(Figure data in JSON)
>> START
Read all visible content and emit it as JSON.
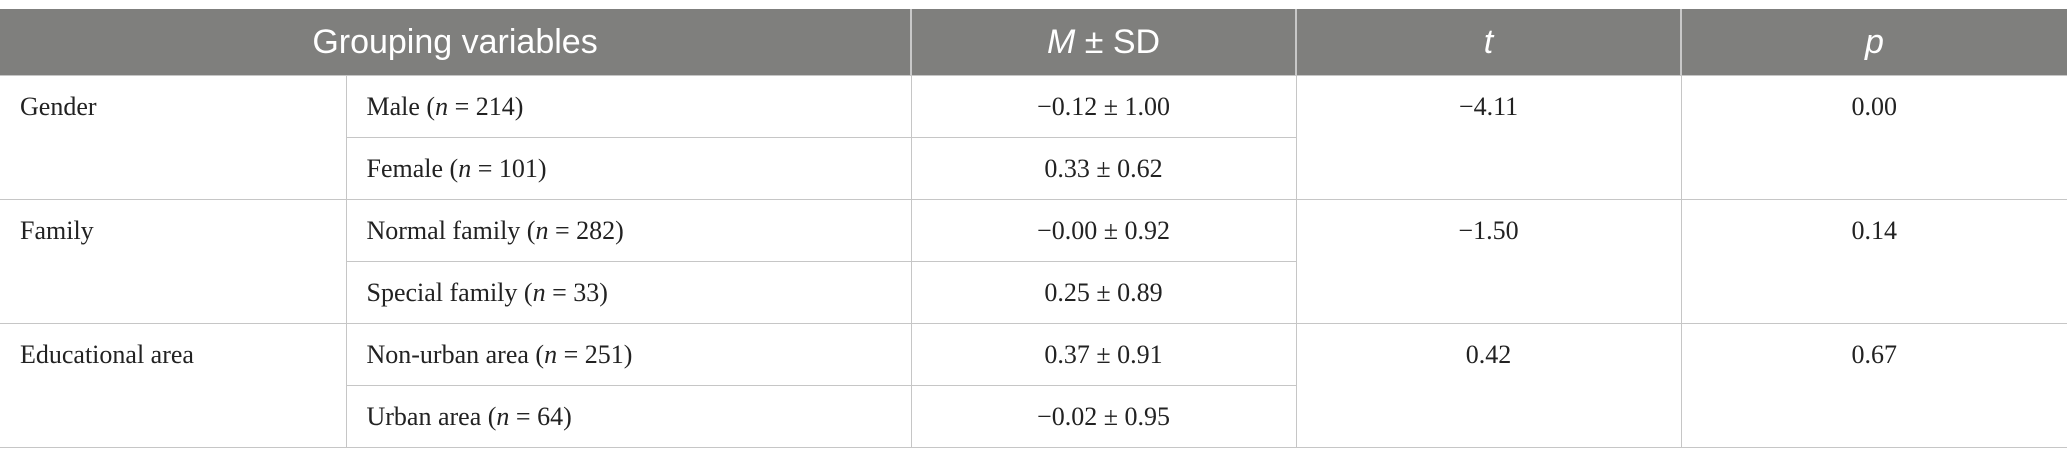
{
  "header": {
    "grouping": "Grouping variables",
    "msd_m": "M",
    "msd_rest": " ± SD",
    "t": "t",
    "p": "p"
  },
  "rows": [
    {
      "group": "Gender",
      "t": "−4.11",
      "p": "0.00",
      "subs": [
        {
          "label": "Male (",
          "n": "n",
          "count": " = 214)",
          "msd": "−0.12 ± 1.00"
        },
        {
          "label": "Female (",
          "n": "n",
          "count": " = 101)",
          "msd": "0.33 ± 0.62"
        }
      ]
    },
    {
      "group": "Family",
      "t": "−1.50",
      "p": "0.14",
      "subs": [
        {
          "label": "Normal family (",
          "n": "n",
          "count": " = 282)",
          "msd": "−0.00 ± 0.92"
        },
        {
          "label": "Special family (",
          "n": "n",
          "count": " = 33)",
          "msd": "0.25 ± 0.89"
        }
      ]
    },
    {
      "group": "Educational area",
      "t": "0.42",
      "p": "0.67",
      "subs": [
        {
          "label": "Non-urban area (",
          "n": "n",
          "count": " = 251)",
          "msd": "0.37 ± 0.91"
        },
        {
          "label": "Urban area (",
          "n": "n",
          "count": " = 64)",
          "msd": "−0.02 ± 0.95"
        }
      ]
    }
  ]
}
>> END
WHAT IS REQUIRED
Work out the count of lines containing the word "label", then write only that count.

WRITTEN ANSWER
6